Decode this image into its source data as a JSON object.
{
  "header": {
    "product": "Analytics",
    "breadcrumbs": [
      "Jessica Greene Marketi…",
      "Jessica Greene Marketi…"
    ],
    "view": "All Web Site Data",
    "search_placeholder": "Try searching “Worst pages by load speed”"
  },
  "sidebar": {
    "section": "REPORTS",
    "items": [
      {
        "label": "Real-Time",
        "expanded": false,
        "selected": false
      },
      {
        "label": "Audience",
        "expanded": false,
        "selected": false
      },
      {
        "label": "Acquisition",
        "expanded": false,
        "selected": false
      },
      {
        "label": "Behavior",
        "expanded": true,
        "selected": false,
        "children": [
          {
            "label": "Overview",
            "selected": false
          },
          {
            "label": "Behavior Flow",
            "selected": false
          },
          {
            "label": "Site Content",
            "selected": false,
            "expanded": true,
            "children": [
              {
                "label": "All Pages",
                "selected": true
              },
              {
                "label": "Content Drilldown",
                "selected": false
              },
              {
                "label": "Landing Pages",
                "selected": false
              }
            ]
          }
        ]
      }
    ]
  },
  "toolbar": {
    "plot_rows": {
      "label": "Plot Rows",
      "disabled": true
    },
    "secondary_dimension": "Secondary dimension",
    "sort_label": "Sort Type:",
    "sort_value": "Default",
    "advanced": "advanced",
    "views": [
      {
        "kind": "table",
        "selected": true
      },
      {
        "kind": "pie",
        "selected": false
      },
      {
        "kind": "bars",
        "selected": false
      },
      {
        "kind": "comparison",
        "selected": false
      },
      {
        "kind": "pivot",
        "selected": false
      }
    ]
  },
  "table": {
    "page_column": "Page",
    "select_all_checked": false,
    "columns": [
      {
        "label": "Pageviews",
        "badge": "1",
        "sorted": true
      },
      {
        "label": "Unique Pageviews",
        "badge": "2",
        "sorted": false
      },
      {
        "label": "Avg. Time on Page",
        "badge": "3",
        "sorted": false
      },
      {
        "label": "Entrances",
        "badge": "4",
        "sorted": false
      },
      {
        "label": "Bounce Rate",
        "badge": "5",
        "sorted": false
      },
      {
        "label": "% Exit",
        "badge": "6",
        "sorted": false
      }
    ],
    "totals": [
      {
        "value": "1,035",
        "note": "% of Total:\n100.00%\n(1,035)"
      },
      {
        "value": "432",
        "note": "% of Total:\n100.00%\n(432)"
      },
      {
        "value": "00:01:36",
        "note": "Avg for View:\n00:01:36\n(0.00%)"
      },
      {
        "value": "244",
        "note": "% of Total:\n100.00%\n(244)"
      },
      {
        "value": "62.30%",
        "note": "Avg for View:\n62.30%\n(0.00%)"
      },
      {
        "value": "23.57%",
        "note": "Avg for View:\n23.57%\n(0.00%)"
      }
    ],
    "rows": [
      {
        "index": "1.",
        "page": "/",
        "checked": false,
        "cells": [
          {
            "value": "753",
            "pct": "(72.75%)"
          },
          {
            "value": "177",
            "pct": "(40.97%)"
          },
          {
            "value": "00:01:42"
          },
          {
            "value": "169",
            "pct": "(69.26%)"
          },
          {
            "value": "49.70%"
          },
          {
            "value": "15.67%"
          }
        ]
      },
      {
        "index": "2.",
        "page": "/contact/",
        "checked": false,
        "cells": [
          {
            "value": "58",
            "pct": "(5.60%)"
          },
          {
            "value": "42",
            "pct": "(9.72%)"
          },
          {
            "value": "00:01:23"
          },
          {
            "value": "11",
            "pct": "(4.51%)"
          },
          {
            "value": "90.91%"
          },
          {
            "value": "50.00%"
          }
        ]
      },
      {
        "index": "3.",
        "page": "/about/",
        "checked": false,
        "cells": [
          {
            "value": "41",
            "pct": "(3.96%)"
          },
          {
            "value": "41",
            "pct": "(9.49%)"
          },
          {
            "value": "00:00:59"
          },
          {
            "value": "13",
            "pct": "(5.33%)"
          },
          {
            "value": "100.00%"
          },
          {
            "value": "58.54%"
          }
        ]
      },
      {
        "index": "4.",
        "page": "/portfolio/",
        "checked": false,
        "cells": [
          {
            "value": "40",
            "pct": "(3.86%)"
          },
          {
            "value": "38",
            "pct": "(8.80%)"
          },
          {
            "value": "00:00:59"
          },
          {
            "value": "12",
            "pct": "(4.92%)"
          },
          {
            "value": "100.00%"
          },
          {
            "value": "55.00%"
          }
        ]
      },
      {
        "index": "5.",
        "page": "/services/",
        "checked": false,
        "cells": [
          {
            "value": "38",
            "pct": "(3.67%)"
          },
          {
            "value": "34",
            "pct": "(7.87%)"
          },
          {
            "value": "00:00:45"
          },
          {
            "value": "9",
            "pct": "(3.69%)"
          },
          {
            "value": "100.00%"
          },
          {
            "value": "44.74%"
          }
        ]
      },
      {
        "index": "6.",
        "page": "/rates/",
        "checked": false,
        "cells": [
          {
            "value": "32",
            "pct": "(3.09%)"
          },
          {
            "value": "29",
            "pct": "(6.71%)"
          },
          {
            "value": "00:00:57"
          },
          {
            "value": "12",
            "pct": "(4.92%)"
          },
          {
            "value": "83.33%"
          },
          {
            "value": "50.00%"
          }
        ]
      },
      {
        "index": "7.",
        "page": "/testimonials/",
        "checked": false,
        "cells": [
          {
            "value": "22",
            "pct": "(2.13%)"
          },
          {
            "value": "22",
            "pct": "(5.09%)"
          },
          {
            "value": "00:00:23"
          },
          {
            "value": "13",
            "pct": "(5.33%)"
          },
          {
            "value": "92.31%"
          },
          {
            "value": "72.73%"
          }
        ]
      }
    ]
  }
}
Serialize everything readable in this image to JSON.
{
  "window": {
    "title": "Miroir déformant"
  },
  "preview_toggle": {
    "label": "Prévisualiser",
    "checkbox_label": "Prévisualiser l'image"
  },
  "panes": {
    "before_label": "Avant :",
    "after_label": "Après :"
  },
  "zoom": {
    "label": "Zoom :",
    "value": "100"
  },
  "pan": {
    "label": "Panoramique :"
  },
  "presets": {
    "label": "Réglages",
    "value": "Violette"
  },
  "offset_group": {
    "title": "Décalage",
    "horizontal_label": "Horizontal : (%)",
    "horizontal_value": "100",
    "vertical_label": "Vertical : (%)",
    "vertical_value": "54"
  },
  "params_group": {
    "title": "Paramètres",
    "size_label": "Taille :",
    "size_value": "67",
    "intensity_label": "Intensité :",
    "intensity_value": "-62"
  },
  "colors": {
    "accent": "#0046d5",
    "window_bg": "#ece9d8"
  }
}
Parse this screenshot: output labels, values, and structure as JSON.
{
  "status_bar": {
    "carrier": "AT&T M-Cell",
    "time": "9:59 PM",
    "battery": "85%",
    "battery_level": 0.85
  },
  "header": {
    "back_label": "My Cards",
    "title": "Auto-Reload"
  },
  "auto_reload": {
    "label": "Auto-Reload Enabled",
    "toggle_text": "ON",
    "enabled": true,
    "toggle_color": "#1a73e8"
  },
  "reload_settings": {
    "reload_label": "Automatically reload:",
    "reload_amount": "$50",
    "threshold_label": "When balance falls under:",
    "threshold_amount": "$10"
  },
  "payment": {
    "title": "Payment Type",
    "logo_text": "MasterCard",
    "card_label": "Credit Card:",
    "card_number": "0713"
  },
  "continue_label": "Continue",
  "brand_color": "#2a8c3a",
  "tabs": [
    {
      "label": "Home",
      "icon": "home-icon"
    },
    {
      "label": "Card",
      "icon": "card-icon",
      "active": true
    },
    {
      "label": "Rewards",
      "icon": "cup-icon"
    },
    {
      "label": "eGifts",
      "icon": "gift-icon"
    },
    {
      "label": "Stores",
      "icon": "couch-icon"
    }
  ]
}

» **DESCRIPTION OF THE TASK**: Take the entries above and copy them out exactly.

» **IN RESPONSE**:
Decode this image into its source data as a JSON object.
{
  "header": {
    "product": "Analytics",
    "breadcrumbs": [
      "Jessica Greene Marketi…",
      "Jessica Greene Marketi…"
    ],
    "view": "All Web Site Data",
    "search_placeholder": "Try searching “Worst pages by load speed”"
  },
  "sidebar": {
    "section": "REPORTS",
    "items": [
      {
        "label": "Real-Time",
        "expanded": false,
        "selected": false
      },
      {
        "label": "Audience",
        "expanded": false,
        "selected": false
      },
      {
        "label": "Acquisition",
        "expanded": false,
        "selected": false
      },
      {
        "label": "Behavior",
        "expanded": true,
        "selected": false,
        "children": [
          {
            "label": "Overview",
            "selected": false
          },
          {
            "label": "Behavior Flow",
            "selected": false
          },
          {
            "label": "Site Content",
            "selected": false,
            "expanded": true,
            "children": [
              {
                "label": "All Pages",
                "selected": true
              },
              {
                "label": "Content Drilldown",
                "selected": false
              },
              {
                "label": "Landing Pages",
                "selected": false
              }
            ]
          }
        ]
      }
    ]
  },
  "toolbar": {
    "plot_rows": {
      "label": "Plot Rows",
      "disabled": true
    },
    "secondary_dimension": "Secondary dimension",
    "sort_label": "Sort Type:",
    "sort_value": "Default",
    "advanced": "advanced",
    "views": [
      {
        "kind": "table",
        "selected": true
      },
      {
        "kind": "pie",
        "selected": false
      },
      {
        "kind": "bars",
        "selected": false
      },
      {
        "kind": "comparison",
        "selected": false
      },
      {
        "kind": "pivot",
        "selected": false
      }
    ]
  },
  "table": {
    "page_column": "Page",
    "select_all_checked": false,
    "columns": [
      {
        "label": "Pageviews",
        "badge": "1",
        "sorted": true
      },
      {
        "label": "Unique Pageviews",
        "badge": "2",
        "sorted": false
      },
      {
        "label": "Avg. Time on Page",
        "badge": "3",
        "sorted": false
      },
      {
        "label": "Entrances",
        "badge": "4",
        "sorted": false
      },
      {
        "label": "Bounce Rate",
        "badge": "5",
        "sorted": false
      },
      {
        "label": "% Exit",
        "badge": "6",
        "sorted": false
      }
    ],
    "totals": [
      {
        "value": "1,035",
        "note": "% of Total:\n100.00%\n(1,035)"
      },
      {
        "value": "432",
        "note": "% of Total:\n100.00%\n(432)"
      },
      {
        "value": "00:01:36",
        "note": "Avg for View:\n00:01:36\n(0.00%)"
      },
      {
        "value": "244",
        "note": "% of Total:\n100.00%\n(244)"
      },
      {
        "value": "62.30%",
        "note": "Avg for View:\n62.30%\n(0.00%)"
      },
      {
        "value": "23.57%",
        "note": "Avg for View:\n23.57%\n(0.00%)"
      }
    ],
    "rows": [
      {
        "index": "1.",
        "page": "/",
        "checked": false,
        "cells": [
          {
            "value": "753",
            "pct": "(72.75%)"
          },
          {
            "value": "177",
            "pct": "(40.97%)"
          },
          {
            "value": "00:01:42"
          },
          {
            "value": "169",
            "pct": "(69.26%)"
          },
          {
            "value": "49.70%"
          },
          {
            "value": "15.67%"
          }
        ]
      },
      {
        "index": "2.",
        "page": "/contact/",
        "checked": false,
        "cells": [
          {
            "value": "58",
            "pct": "(5.60%)"
          },
          {
            "value": "42",
            "pct": "(9.72%)"
          },
          {
            "value": "00:01:23"
          },
          {
            "value": "11",
            "pct": "(4.51%)"
          },
          {
            "value": "90.91%"
          },
          {
            "value": "50.00%"
          }
        ]
      },
      {
        "index": "3.",
        "page": "/about/",
        "checked": false,
        "cells": [
          {
            "value": "41",
            "pct": "(3.96%)"
          },
          {
            "value": "41",
            "pct": "(9.49%)"
          },
          {
            "value": "00:00:59"
          },
          {
            "value": "13",
            "pct": "(5.33%)"
          },
          {
            "value": "100.00%"
          },
          {
            "value": "58.54%"
          }
        ]
      },
      {
        "index": "4.",
        "page": "/portfolio/",
        "checked": false,
        "cells": [
          {
            "value": "40",
            "pct": "(3.86%)"
          },
          {
            "value": "38",
            "pct": "(8.80%)"
          },
          {
            "value": "00:00:59"
          },
          {
            "value": "12",
            "pct": "(4.92%)"
          },
          {
            "value": "100.00%"
          },
          {
            "value": "55.00%"
          }
        ]
      },
      {
        "index": "5.",
        "page": "/services/",
        "checked": false,
        "cells": [
          {
            "value": "38",
            "pct": "(3.67%)"
          },
          {
            "value": "34",
            "pct": "(7.87%)"
          },
          {
            "value": "00:00:45"
          },
          {
            "value": "9",
            "pct": "(3.69%)"
          },
          {
            "value": "100.00%"
          },
          {
            "value": "44.74%"
          }
        ]
      },
      {
        "index": "6.",
        "page": "/rates/",
        "checked": false,
        "cells": [
          {
            "value": "32",
            "pct": "(3.09%)"
          },
          {
            "value": "29",
            "pct": "(6.71%)"
          },
          {
            "value": "00:00:57"
          },
          {
            "value": "12",
            "pct": "(4.92%)"
          },
          {
            "value": "83.33%"
          },
          {
            "value": "50.00%"
          }
        ]
      },
      {
        "index": "7.",
        "page": "/testimonials/",
        "checked": false,
        "cells": [
          {
            "value": "22",
            "pct": "(2.13%)"
          },
          {
            "value": "22",
            "pct": "(5.09%)"
          },
          {
            "value": "00:00:23"
          },
          {
            "value": "13",
            "pct": "(5.33%)"
          },
          {
            "value": "92.31%"
          },
          {
            "value": "72.73%"
          }
        ]
      }
    ]
  }
}
Serialize everything readable in this image to JSON.
{
  "window": {
    "title": "Miroir déformant"
  },
  "preview_toggle": {
    "label": "Prévisualiser",
    "checkbox_label": "Prévisualiser l'image"
  },
  "panes": {
    "before_label": "Avant :",
    "after_label": "Après :"
  },
  "zoom": {
    "label": "Zoom :",
    "value": "100"
  },
  "pan": {
    "label": "Panoramique :"
  },
  "presets": {
    "label": "Réglages",
    "value": "Violette"
  },
  "offset_group": {
    "title": "Décalage",
    "horizontal_label": "Horizontal : (%)",
    "horizontal_value": "100",
    "vertical_label": "Vertical : (%)",
    "vertical_value": "54"
  },
  "params_group": {
    "title": "Paramètres",
    "size_label": "Taille :",
    "size_value": "67",
    "intensity_label": "Intensité :",
    "intensity_value": "-62"
  },
  "colors": {
    "accent": "#0046d5",
    "window_bg": "#ece9d8"
  }
}
Parse this screenshot: output labels, values, and structure as JSON.
{
  "status_bar": {
    "carrier": "AT&T M-Cell",
    "time": "9:59 PM",
    "battery": "85%",
    "battery_level": 0.85
  },
  "header": {
    "back_label": "My Cards",
    "title": "Auto-Reload"
  },
  "auto_reload": {
    "label": "Auto-Reload Enabled",
    "toggle_text": "ON",
    "enabled": true,
    "toggle_color": "#1a73e8"
  },
  "reload_settings": {
    "reload_label": "Automatically reload:",
    "reload_amount": "$50",
    "threshold_label": "When balance falls under:",
    "threshold_amount": "$10"
  },
  "payment": {
    "title": "Payment Type",
    "logo_text": "MasterCard",
    "card_label": "Credit Card:",
    "card_number": "0713"
  },
  "continue_label": "Continue",
  "brand_color": "#2a8c3a",
  "tabs": [
    {
      "label": "Home",
      "icon": "home-icon"
    },
    {
      "label": "Card",
      "icon": "card-icon",
      "active": true
    },
    {
      "label": "Rewards",
      "icon": "cup-icon"
    },
    {
      "label": "eGifts",
      "icon": "gift-icon"
    },
    {
      "label": "Stores",
      "icon": "couch-icon"
    }
  ]
}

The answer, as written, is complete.